(Records from a data collection)

——

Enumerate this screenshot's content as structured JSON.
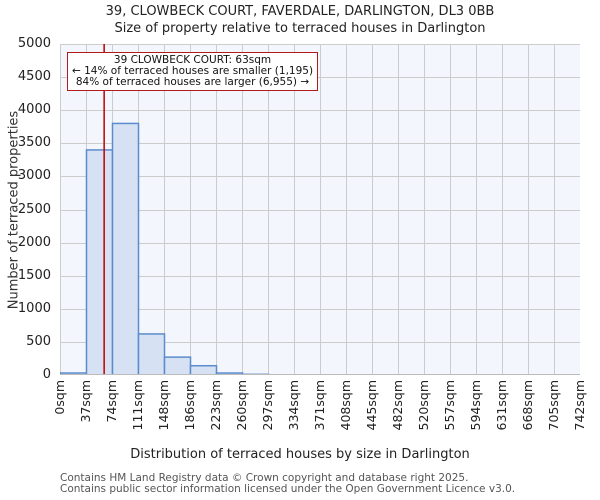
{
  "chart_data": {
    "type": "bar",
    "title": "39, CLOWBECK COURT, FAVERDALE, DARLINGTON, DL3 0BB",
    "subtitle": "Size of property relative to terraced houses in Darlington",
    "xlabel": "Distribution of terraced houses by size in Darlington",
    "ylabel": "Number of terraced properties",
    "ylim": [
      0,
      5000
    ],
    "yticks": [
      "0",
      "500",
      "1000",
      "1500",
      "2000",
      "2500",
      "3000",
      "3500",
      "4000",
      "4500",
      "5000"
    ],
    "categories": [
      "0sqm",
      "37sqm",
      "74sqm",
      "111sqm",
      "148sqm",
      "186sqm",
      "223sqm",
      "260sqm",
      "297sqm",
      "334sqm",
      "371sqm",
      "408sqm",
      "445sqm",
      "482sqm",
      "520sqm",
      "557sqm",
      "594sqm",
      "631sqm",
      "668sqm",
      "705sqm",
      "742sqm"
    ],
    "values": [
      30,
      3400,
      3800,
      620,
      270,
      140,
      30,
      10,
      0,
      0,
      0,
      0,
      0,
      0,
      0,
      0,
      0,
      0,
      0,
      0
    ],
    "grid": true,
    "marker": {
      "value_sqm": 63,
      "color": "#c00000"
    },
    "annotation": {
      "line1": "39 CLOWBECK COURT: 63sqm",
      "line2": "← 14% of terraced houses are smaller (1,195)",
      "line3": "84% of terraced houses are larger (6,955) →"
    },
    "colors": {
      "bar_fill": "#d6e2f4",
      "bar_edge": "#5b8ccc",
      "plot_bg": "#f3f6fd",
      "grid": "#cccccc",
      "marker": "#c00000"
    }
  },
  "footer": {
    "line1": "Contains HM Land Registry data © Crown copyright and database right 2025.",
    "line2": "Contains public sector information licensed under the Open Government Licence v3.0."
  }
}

——

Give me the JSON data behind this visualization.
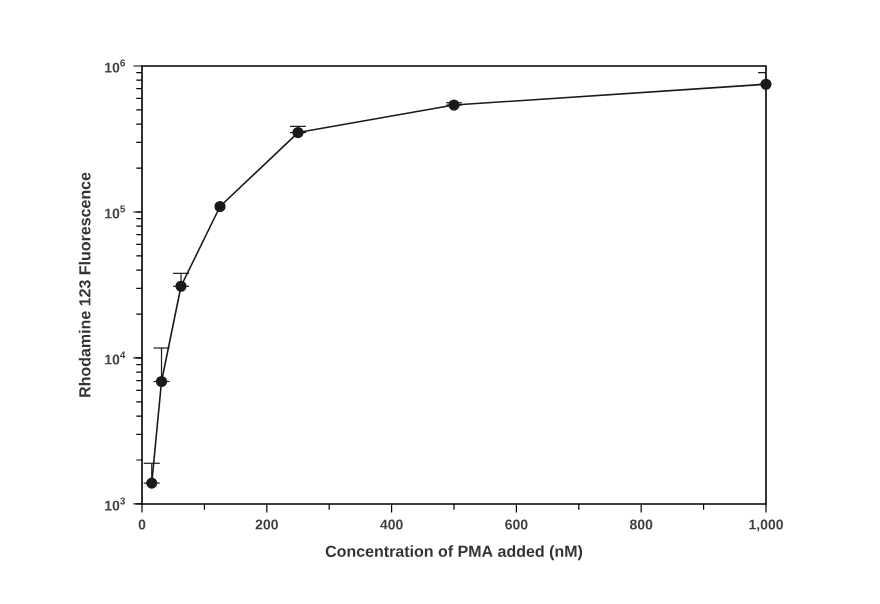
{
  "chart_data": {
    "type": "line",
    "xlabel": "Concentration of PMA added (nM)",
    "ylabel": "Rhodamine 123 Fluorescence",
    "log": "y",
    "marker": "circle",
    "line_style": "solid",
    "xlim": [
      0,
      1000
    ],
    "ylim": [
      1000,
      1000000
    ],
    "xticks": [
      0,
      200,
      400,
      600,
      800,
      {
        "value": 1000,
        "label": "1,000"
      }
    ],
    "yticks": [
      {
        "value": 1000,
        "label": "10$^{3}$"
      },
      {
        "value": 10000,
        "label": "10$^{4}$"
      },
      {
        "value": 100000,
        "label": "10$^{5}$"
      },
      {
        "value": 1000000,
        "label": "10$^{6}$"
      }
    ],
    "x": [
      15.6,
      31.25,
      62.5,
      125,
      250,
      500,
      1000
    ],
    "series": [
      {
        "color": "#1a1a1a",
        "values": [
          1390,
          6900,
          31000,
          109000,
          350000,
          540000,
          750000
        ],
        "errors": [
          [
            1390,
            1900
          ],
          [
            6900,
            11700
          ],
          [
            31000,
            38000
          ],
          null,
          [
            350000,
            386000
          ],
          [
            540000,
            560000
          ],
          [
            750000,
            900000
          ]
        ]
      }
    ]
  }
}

——

◆ **What is being asked**
Read the entries and show each line that mentions "Contains".

◆ **Output of the exercise**
    "line1": "Contains HM Land Registry data © Crown copyright and database right 2025.",
    "line2": "Contains public sector information licensed under the Open Government Licence v3.0."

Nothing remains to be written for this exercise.